___ DATA IN THIS EXERCISE
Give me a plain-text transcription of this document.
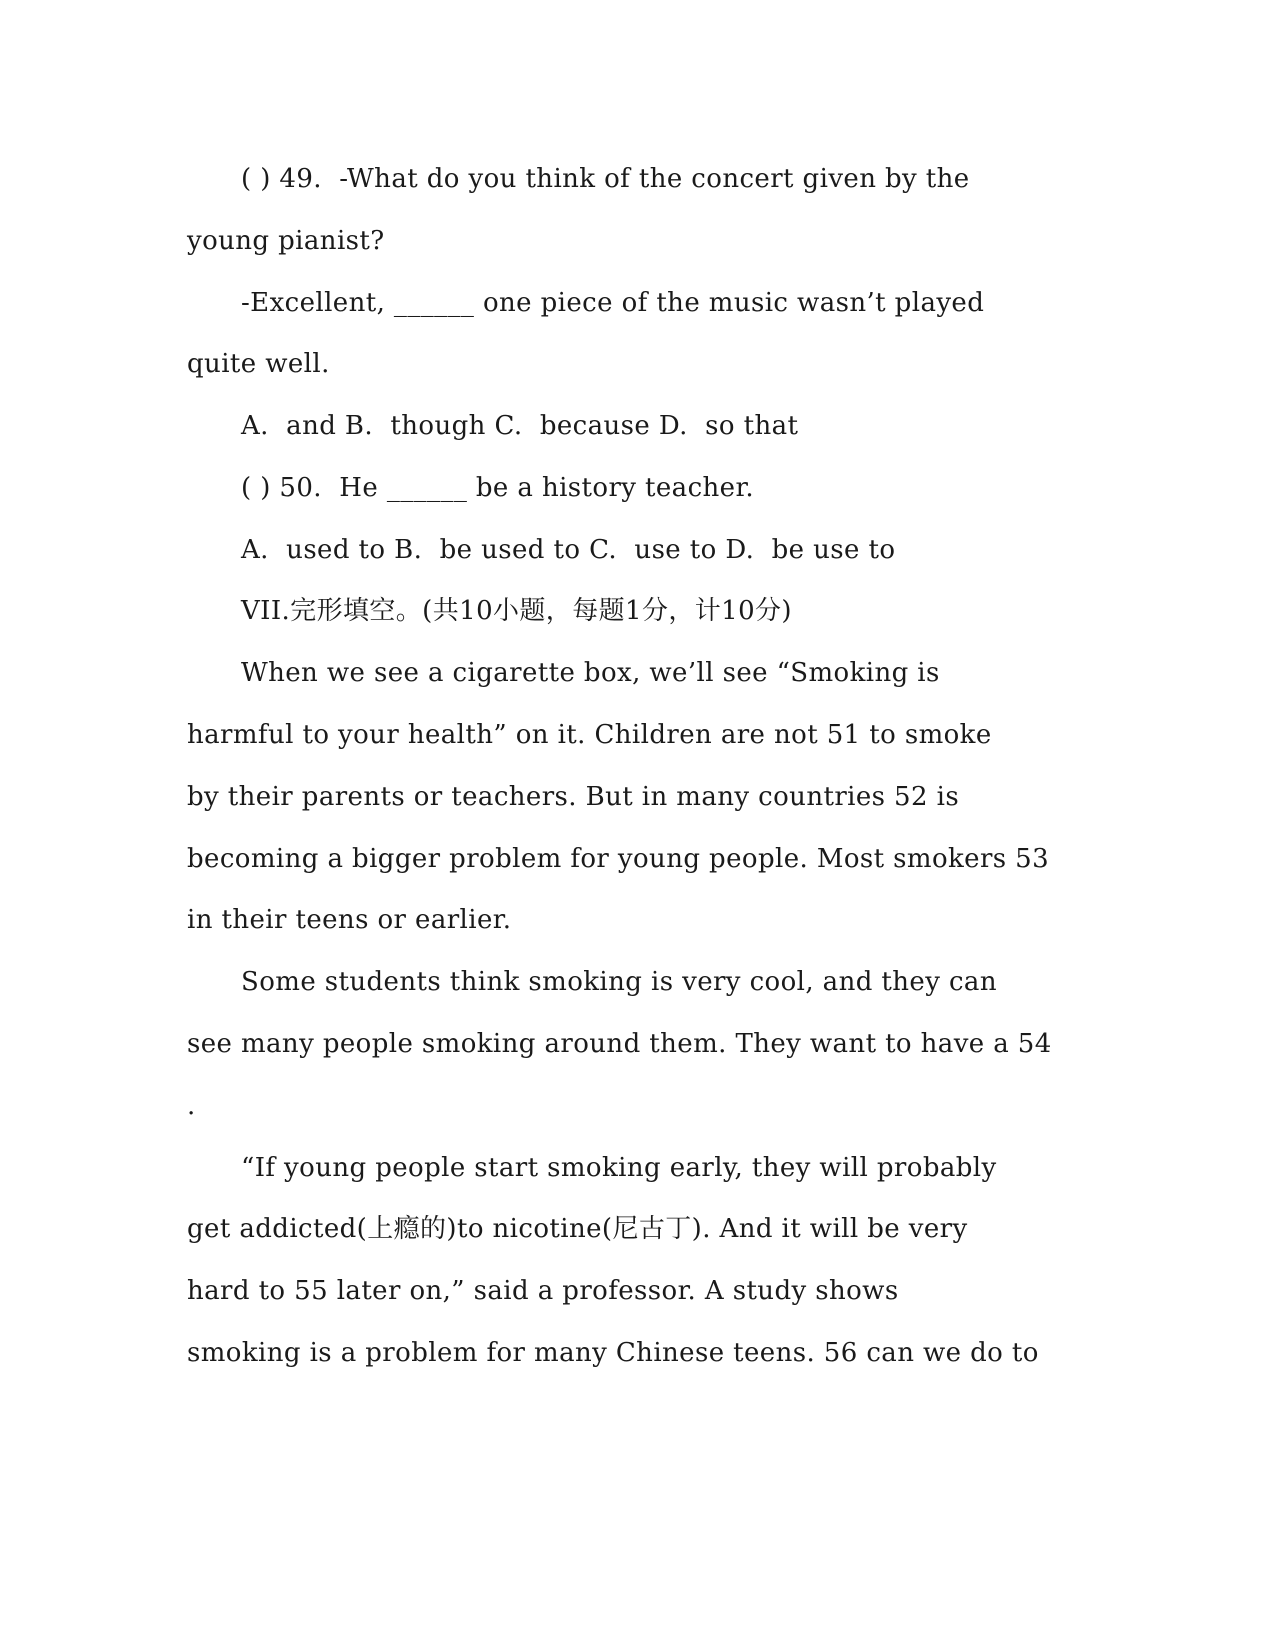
( ) 49.  -What do you think of the concert given by the
young pianist?
-Excellent, ______ one piece of the music wasn’t played
quite well.
A.  and B.  though C.  because D.  so that
( ) 50.  He ______ be a history teacher.
A.  used to B.  be used to C.  use to D.  be use to
VII.完形填空。(共10小题，每题1分，计10分)
When we see a cigarette box, we’ll see “Smoking is
harmful to your health” on it. Children are not 51 to smoke
by their parents or teachers. But in many countries 52 is
becoming a bigger problem for young people. Most smokers 53
in their teens or earlier.
Some students think smoking is very cool, and they can
see many people smoking around them. They want to have a 54
.
“If young people start smoking early, they will probably
get addicted(上瘾的)to nicotine(尼古丁). And it will be very
hard to 55 later on,” said a professor. A study shows
smoking is a problem for many Chinese teens. 56 can we do to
______
▸ **WHAT THE TASK REQUIRES**: Reproduce all the records verbatim, excluding images.

▸ **OUTPUT OF THE TASK**:
Give me a plain-text transcription of this document.
( ) 49.  -What do you think of the concert given by the
young pianist?
-Excellent, ______ one piece of the music wasn’t played
quite well.
A.  and B.  though C.  because D.  so that
( ) 50.  He ______ be a history teacher.
A.  used to B.  be used to C.  use to D.  be use to
VII.完形填空。(共10小题，每题1分，计10分)
When we see a cigarette box, we’ll see “Smoking is
harmful to your health” on it. Children are not 51 to smoke
by their parents or teachers. But in many countries 52 is
becoming a bigger problem for young people. Most smokers 53
in their teens or earlier.
Some students think smoking is very cool, and they can
see many people smoking around them. They want to have a 54
.
“If young people start smoking early, they will probably
get addicted(上瘾的)to nicotine(尼古丁). And it will be very
hard to 55 later on,” said a professor. A study shows
smoking is a problem for many Chinese teens. 56 can we do to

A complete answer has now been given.